YOUR OBJECTIVE -
Take every line that has the string "energy" and copy it out.

═══ DATA ENTRIES

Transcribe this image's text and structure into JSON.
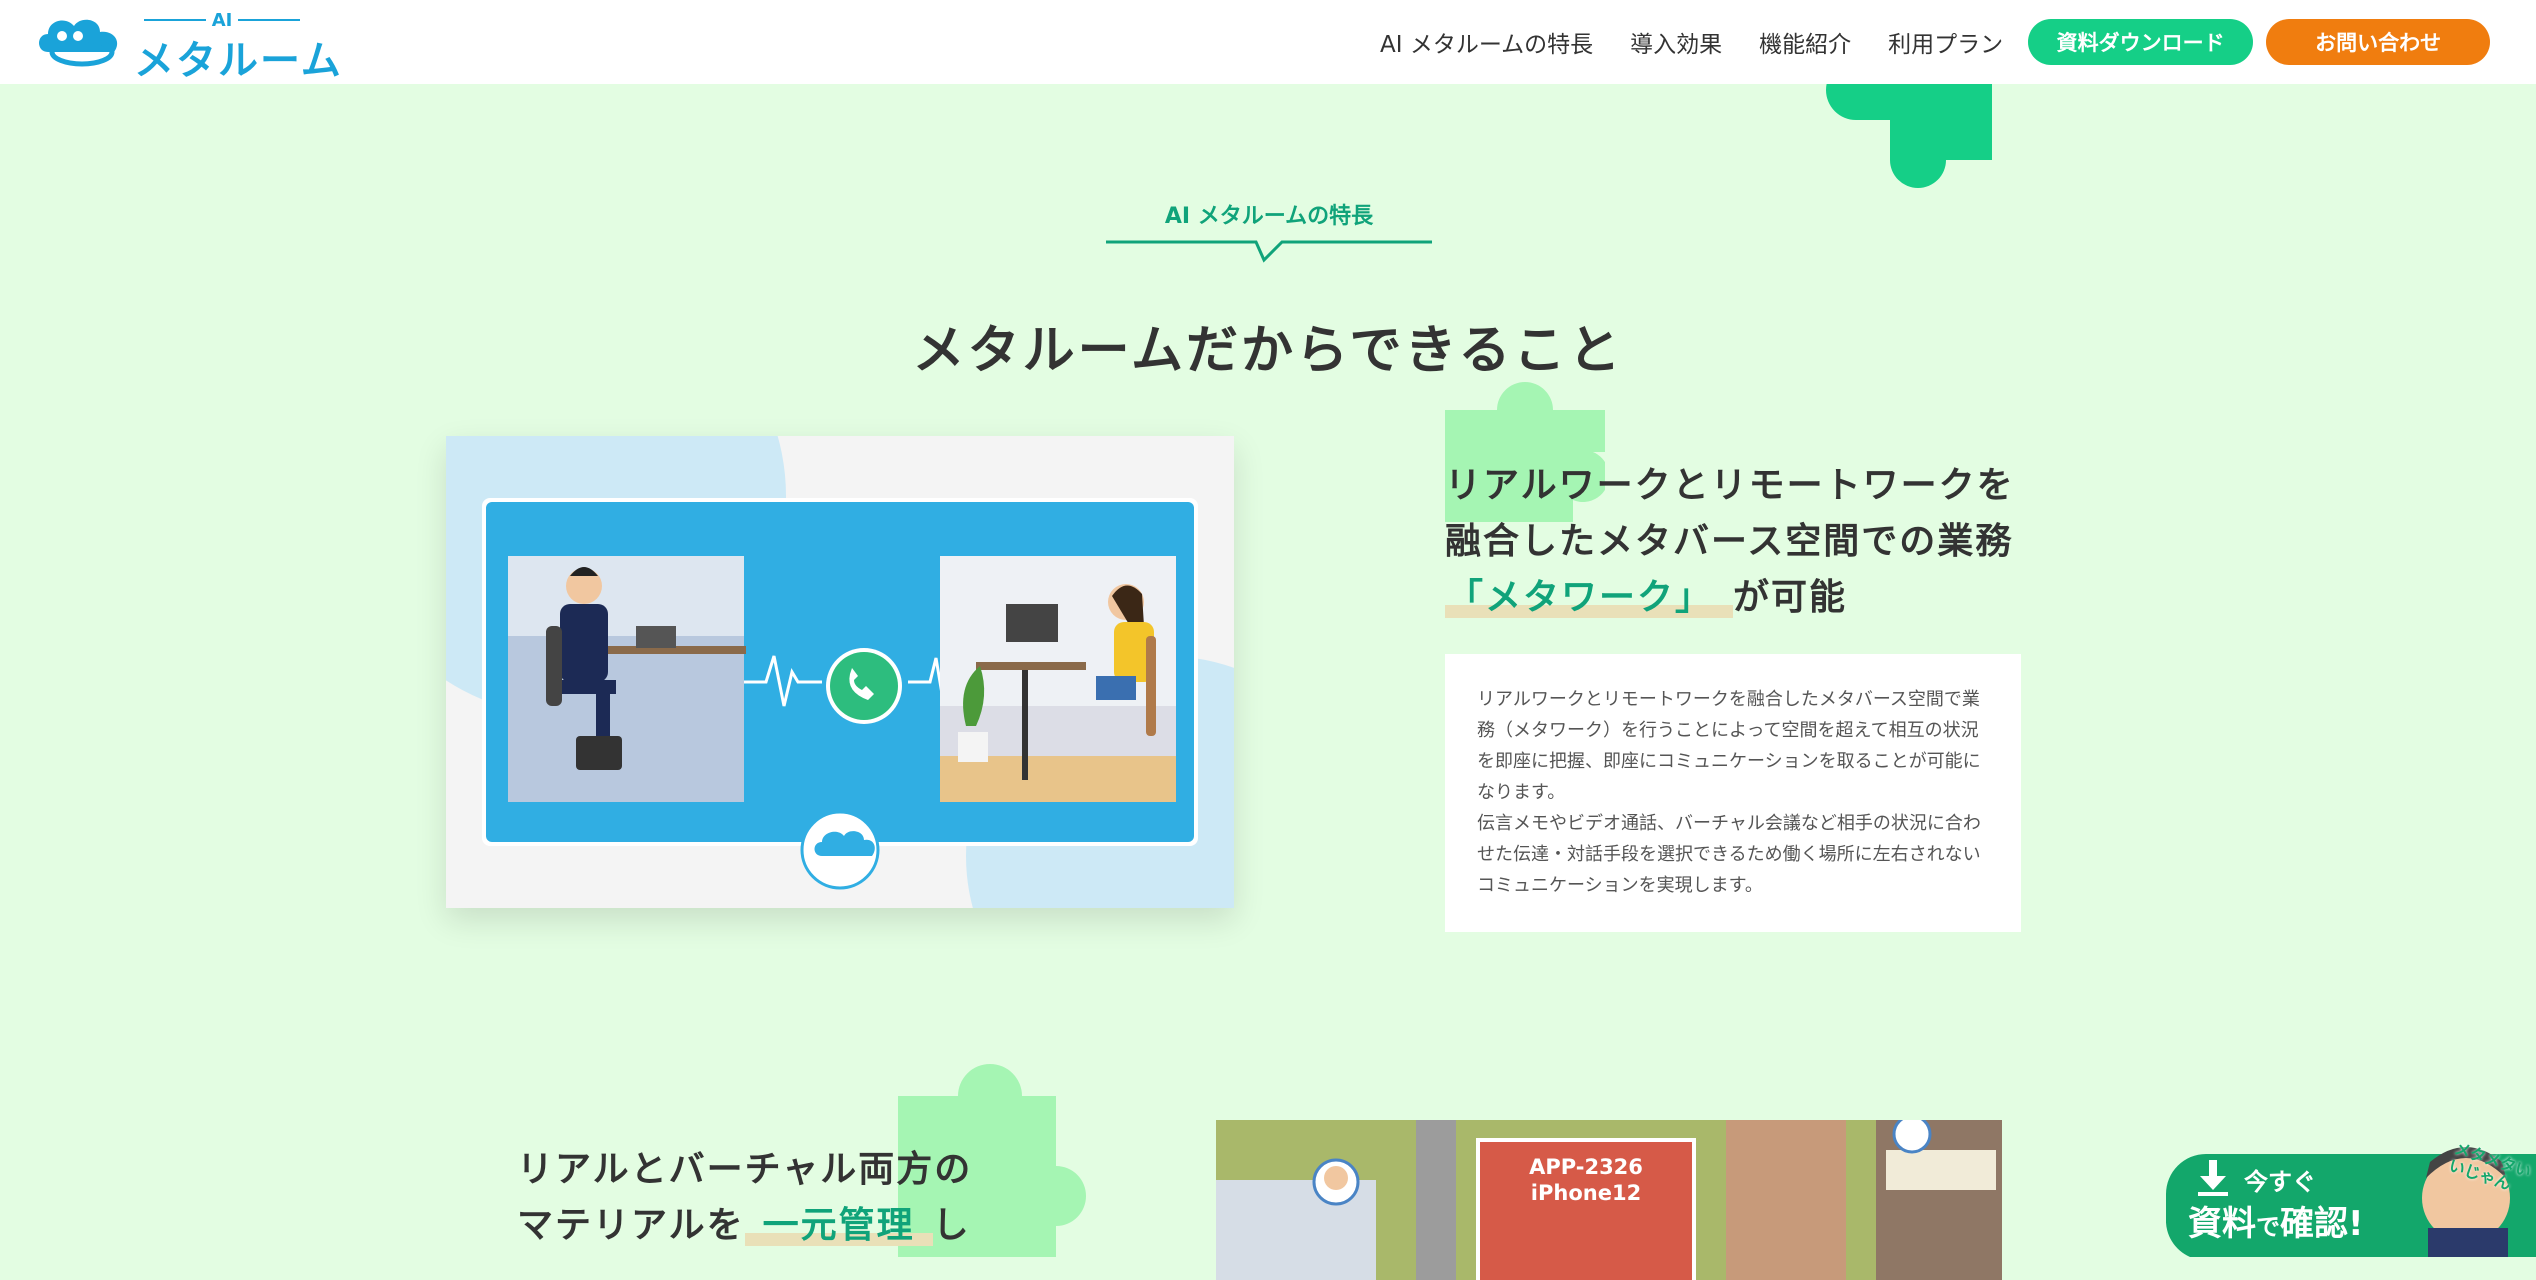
{
  "header": {
    "logo": {
      "ai_label": "AI",
      "name": "メタルーム"
    },
    "nav": [
      "AI メタルームの特長",
      "導入効果",
      "機能紹介",
      "利用プラン"
    ],
    "download_label": "資料ダウンロード",
    "contact_label": "お問い合わせ"
  },
  "section": {
    "label": "AI メタルームの特長",
    "title": "メタルームだからできること"
  },
  "feature1": {
    "heading_line1": "リアルワークとリモートワークを",
    "heading_line2": "融合したメタバース空間での業務",
    "heading_highlight": "「メタワーク」",
    "heading_suffix": "が可能",
    "paragraph1": "リアルワークとリモートワークを融合したメタバース空間で業務（メタワーク）を行うことによって空間を超えて相互の状況を即座に把握、即座にコミュニケーションを取ることが可能になります。",
    "paragraph2": "伝言メモやビデオ通話、バーチャル会議など相手の状況に合わせた伝達・対話手段を選択できるため働く場所に左右されないコミュニケーションを実現します。"
  },
  "feature2": {
    "heading_line1": "リアルとバーチャル両方の",
    "heading_line2_prefix": "マテリアルを",
    "heading_highlight": "一元管理",
    "heading_suffix": "し",
    "device_label_line1": "APP-2326",
    "device_label_line2": "iPhone12"
  },
  "banner": {
    "line1": "今すぐ",
    "line2_a": "資料",
    "line2_b": "で",
    "line2_c": "確認!",
    "bubble": "メタメタいいじゃん"
  },
  "colors": {
    "page_bg": "#e3fde2",
    "accent_green": "#15cf87",
    "accent_orange": "#f07d0f",
    "brand_blue": "#1aa3d9",
    "puzzle_green": "#a5f5b3",
    "label_green": "#10a37a"
  }
}
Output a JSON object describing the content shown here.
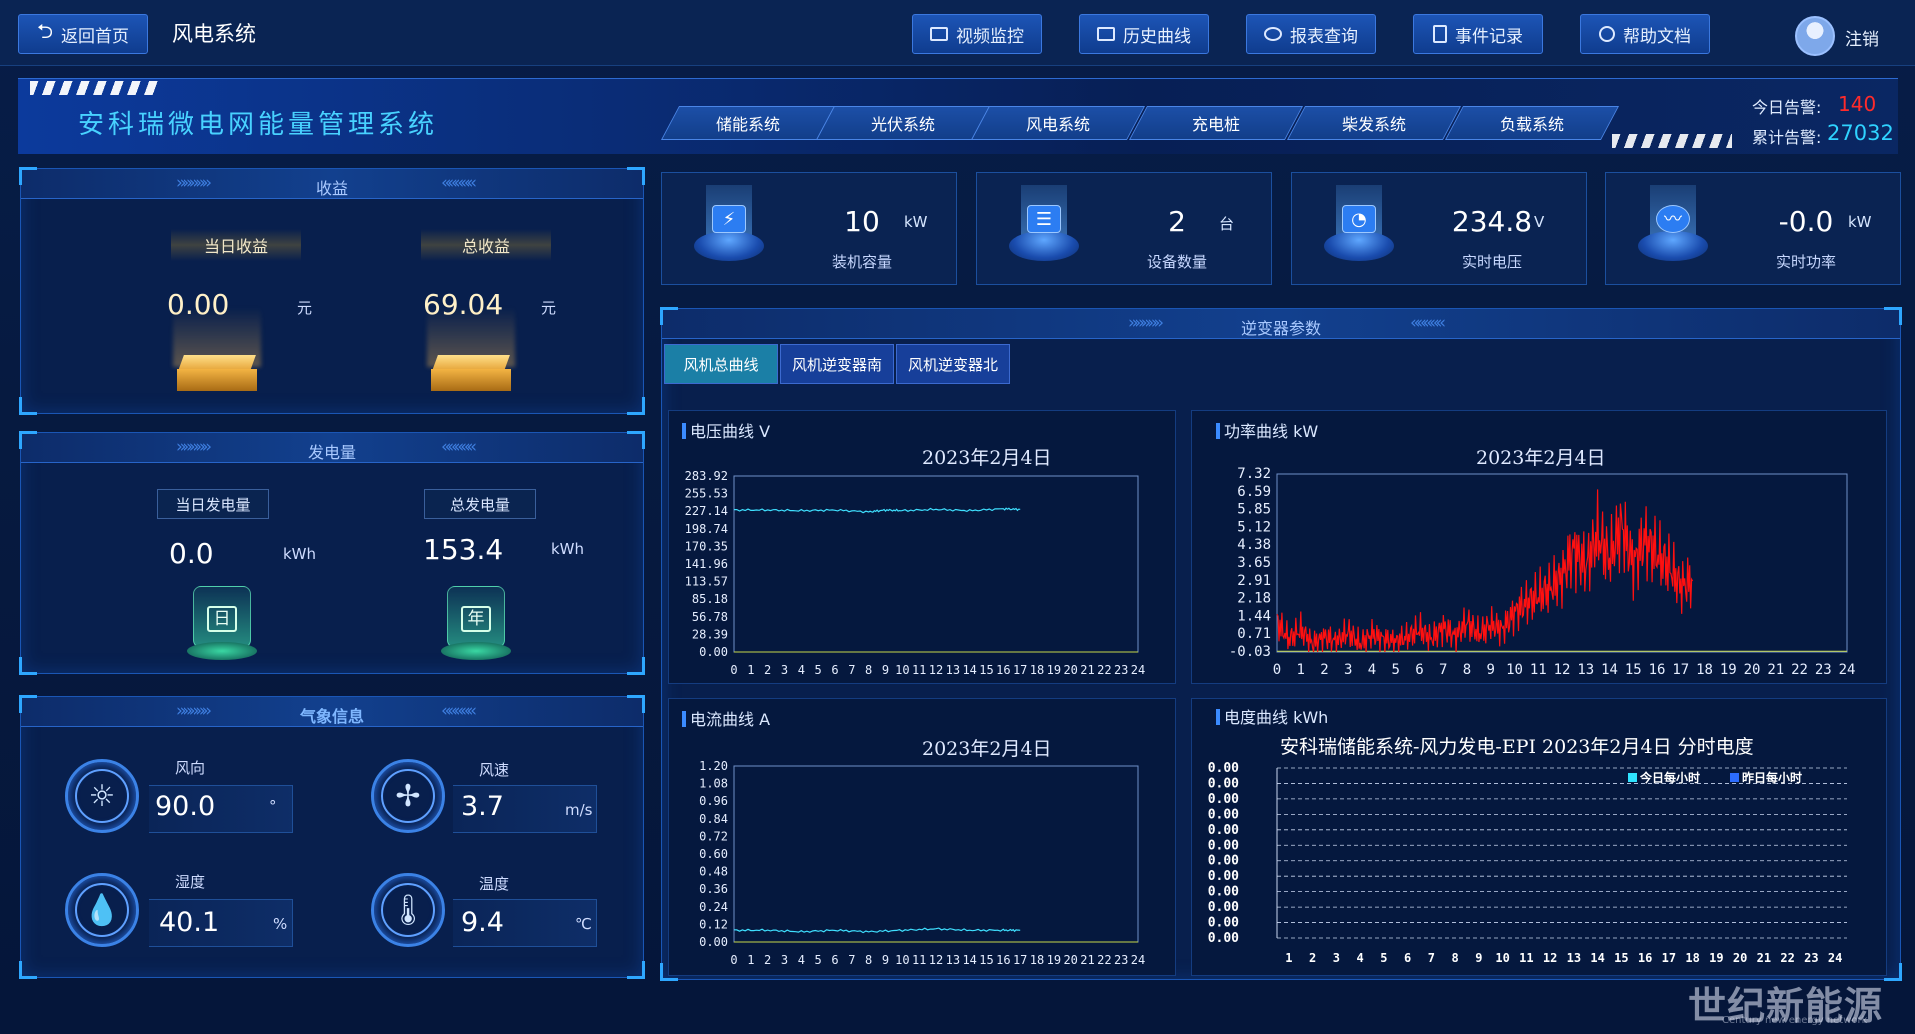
{
  "header": {
    "home_label": "返回首页",
    "page_name": "风电系统",
    "buttons": [
      "视频监控",
      "历史曲线",
      "报表查询",
      "事件记录",
      "帮助文档"
    ],
    "logout_label": "注销"
  },
  "system_title": "安科瑞微电网能量管理系统",
  "nav_tabs": [
    "储能系统",
    "光伏系统",
    "风电系统",
    "充电桩",
    "柴发系统",
    "负载系统"
  ],
  "alarms": {
    "today_label": "今日告警:",
    "today": "140",
    "total_label": "累计告警:",
    "total": "27032"
  },
  "income": {
    "title": "收益",
    "today_label": "当日收益",
    "today_value": "0.00",
    "today_unit": "元",
    "total_label": "总收益",
    "total_value": "69.04",
    "total_unit": "元"
  },
  "generation": {
    "title": "发电量",
    "today_label": "当日发电量",
    "today_value": "0.0",
    "today_unit": "kWh",
    "today_glyph": "日",
    "total_label": "总发电量",
    "total_value": "153.4",
    "total_unit": "kWh",
    "total_glyph": "年"
  },
  "weather": {
    "title": "气象信息",
    "items": [
      {
        "label": "风向",
        "value": "90.0",
        "unit": "°",
        "icon": "wind-direction-icon"
      },
      {
        "label": "风速",
        "value": "3.7",
        "unit": "m/s",
        "icon": "fan-icon"
      },
      {
        "label": "湿度",
        "value": "40.1",
        "unit": "%",
        "icon": "humidity-icon"
      },
      {
        "label": "温度",
        "value": "9.4",
        "unit": "℃",
        "icon": "thermometer-icon"
      }
    ]
  },
  "stats": [
    {
      "value": "10",
      "unit": "kW",
      "label": "装机容量",
      "icon": "battery-icon"
    },
    {
      "value": "2",
      "unit": "台",
      "label": "设备数量",
      "icon": "server-icon"
    },
    {
      "value": "234.8",
      "unit": "V",
      "label": "实时电压",
      "icon": "gauge-icon"
    },
    {
      "value": "-0.0",
      "unit": "kW",
      "label": "实时功率",
      "icon": "pulse-icon"
    }
  ],
  "inverter": {
    "title": "逆变器参数",
    "tabs": [
      "风机总曲线",
      "风机逆变器南",
      "风机逆变器北"
    ],
    "active_tab": 0
  },
  "charts": {
    "voltage": {
      "title": "电压曲线  V",
      "date": "2023年2月4日"
    },
    "power": {
      "title": "功率曲线  kW",
      "date": "2023年2月4日"
    },
    "current": {
      "title": "电流曲线  A",
      "date": "2023年2月4日"
    },
    "energy": {
      "title": "电度曲线  kWh",
      "heading": "安科瑞储能系统-风力发电-EPI 2023年2月4日 分时电度",
      "legend_today": "今日每小时",
      "legend_yesterday": "昨日每小时"
    }
  },
  "chart_data": [
    {
      "type": "line",
      "ylabel": "V",
      "yticks": [
        "283.92",
        "255.53",
        "227.14",
        "198.74",
        "170.35",
        "141.96",
        "113.57",
        "85.18",
        "56.78",
        "28.39",
        "0.00"
      ],
      "ylim": [
        0,
        283.92
      ],
      "xlim": [
        0,
        24
      ],
      "xticks": [
        "0",
        "1",
        "2",
        "3",
        "4",
        "5",
        "6",
        "7",
        "8",
        "9",
        "10",
        "11",
        "12",
        "13",
        "14",
        "15",
        "16",
        "17",
        "18",
        "19",
        "20",
        "21",
        "22",
        "23",
        "24"
      ],
      "series": [
        {
          "color": "#3fe0ff",
          "x": [
            0,
            2,
            4,
            6,
            8,
            9,
            10,
            12,
            14,
            16,
            17
          ],
          "y": [
            229,
            229,
            228,
            229,
            226,
            229,
            228,
            230,
            228,
            231,
            230
          ]
        }
      ]
    },
    {
      "type": "line",
      "ylabel": "kW",
      "yticks": [
        "7.32",
        "6.59",
        "5.85",
        "5.12",
        "4.38",
        "3.65",
        "2.91",
        "2.18",
        "1.44",
        "0.71",
        "-0.03"
      ],
      "ylim": [
        -0.03,
        7.32
      ],
      "xlim": [
        0,
        24
      ],
      "xticks": [
        "0",
        "1",
        "2",
        "3",
        "4",
        "5",
        "6",
        "7",
        "8",
        "9",
        "10",
        "11",
        "12",
        "13",
        "14",
        "15",
        "16",
        "17",
        "18",
        "19",
        "20",
        "21",
        "22",
        "23",
        "24"
      ],
      "series": [
        {
          "color": "#ff1010",
          "x": [
            0,
            0.5,
            1,
            1.5,
            2,
            2.5,
            3,
            3.5,
            4,
            4.5,
            5,
            5.5,
            6,
            6.5,
            7,
            7.5,
            8,
            8.5,
            9,
            9.5,
            10,
            10.5,
            11,
            11.5,
            12,
            12.5,
            13,
            13.5,
            14,
            14.5,
            15,
            15.5,
            16,
            16.5,
            17,
            17.5
          ],
          "y": [
            1.2,
            0.5,
            0.9,
            0.3,
            0.6,
            0.4,
            0.8,
            0.3,
            0.7,
            0.5,
            0.4,
            0.6,
            0.9,
            0.5,
            1.0,
            0.6,
            1.2,
            0.7,
            1.1,
            0.9,
            1.6,
            2.0,
            2.3,
            2.6,
            3.1,
            4.2,
            3.5,
            4.8,
            3.8,
            5.2,
            3.6,
            4.6,
            4.0,
            3.5,
            2.7,
            2.9
          ]
        }
      ]
    },
    {
      "type": "line",
      "ylabel": "A",
      "yticks": [
        "1.20",
        "1.08",
        "0.96",
        "0.84",
        "0.72",
        "0.60",
        "0.48",
        "0.36",
        "0.24",
        "0.12",
        "0.00"
      ],
      "ylim": [
        0,
        1.2
      ],
      "xlim": [
        0,
        24
      ],
      "xticks": [
        "0",
        "1",
        "2",
        "3",
        "4",
        "5",
        "6",
        "7",
        "8",
        "9",
        "10",
        "11",
        "12",
        "13",
        "14",
        "15",
        "16",
        "17",
        "18",
        "19",
        "20",
        "21",
        "22",
        "23",
        "24"
      ],
      "series": [
        {
          "color": "#3fe0ff",
          "x": [
            0,
            2,
            4,
            6,
            8,
            10,
            12,
            14,
            16,
            17
          ],
          "y": [
            0.08,
            0.08,
            0.07,
            0.08,
            0.07,
            0.08,
            0.09,
            0.08,
            0.08,
            0.08
          ]
        }
      ]
    },
    {
      "type": "bar",
      "yticks": [
        "0.00",
        "0.00",
        "0.00",
        "0.00",
        "0.00",
        "0.00",
        "0.00",
        "0.00",
        "0.00",
        "0.00",
        "0.00",
        "0.00"
      ],
      "categories": [
        "1",
        "2",
        "3",
        "4",
        "5",
        "6",
        "7",
        "8",
        "9",
        "10",
        "11",
        "12",
        "13",
        "14",
        "15",
        "16",
        "17",
        "18",
        "19",
        "20",
        "21",
        "22",
        "23",
        "24"
      ],
      "series": [
        {
          "name": "今日每小时",
          "color": "#2fe3ff",
          "values": [
            0,
            0,
            0,
            0,
            0,
            0,
            0,
            0,
            0,
            0,
            0,
            0,
            0,
            0,
            0,
            0,
            0,
            0,
            0,
            0,
            0,
            0,
            0,
            0
          ]
        },
        {
          "name": "昨日每小时",
          "color": "#2c6cff",
          "values": [
            0,
            0,
            0,
            0,
            0,
            0,
            0,
            0,
            0,
            0,
            0,
            0,
            0,
            0,
            0,
            0,
            0,
            0,
            0,
            0,
            0,
            0,
            0,
            0
          ]
        }
      ]
    }
  ],
  "watermark": {
    "main": "世纪新能源网",
    "sub": "Century new energy network"
  }
}
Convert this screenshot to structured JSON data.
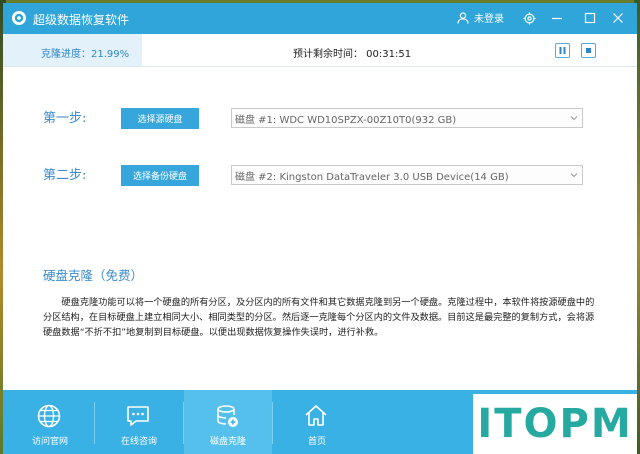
{
  "window": {
    "title": "超级数据恢复软件",
    "user_label": "未登录"
  },
  "progress": {
    "label": "克隆进度：21.99%",
    "fraction": 0.2199,
    "eta": "预计剩余时间：   00:31:51"
  },
  "steps": [
    {
      "label": "第一步:",
      "button": "选择源硬盘",
      "disk": "磁盘 #1: WDC WD10SPZX-00Z10T0(932 GB)"
    },
    {
      "label": "第二步:",
      "button": "选择备份硬盘",
      "disk": "磁盘 #2: Kingston DataTraveler 3.0 USB Device(14 GB)"
    }
  ],
  "section": {
    "title": "硬盘克隆（免费）",
    "description": "硬盘克隆功能可以将一个硬盘的所有分区，及分区内的所有文件和其它数据克隆到另一个硬盘。克隆过程中，本软件将按源硬盘中的分区结构，在目标硬盘上建立相同大小、相同类型的分区。然后逐一克隆每个分区内的文件及数据。目前这是最完整的复制方式，会将源硬盘数据“不折不扣”地复制到目标硬盘。以便出现数据恢复操作失误时，进行补救。"
  },
  "nav": [
    {
      "label": "访问官网",
      "icon": "globe-icon"
    },
    {
      "label": "在线咨询",
      "icon": "chat-icon"
    },
    {
      "label": "磁盘克隆",
      "icon": "disk-clone-icon"
    },
    {
      "label": "首页",
      "icon": "home-icon"
    }
  ],
  "brand": {
    "text": "ITOPM"
  },
  "colors": {
    "accent": "#2fa5da",
    "nav_bg": "#3ab1e5",
    "brand": "#26a9a0"
  }
}
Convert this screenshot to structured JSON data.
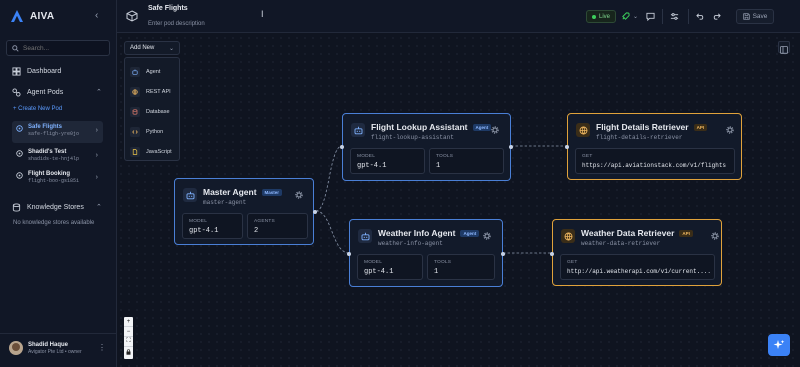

══════

THE SOLUTION -
    "energy": {
    "sub": "Century new energy network"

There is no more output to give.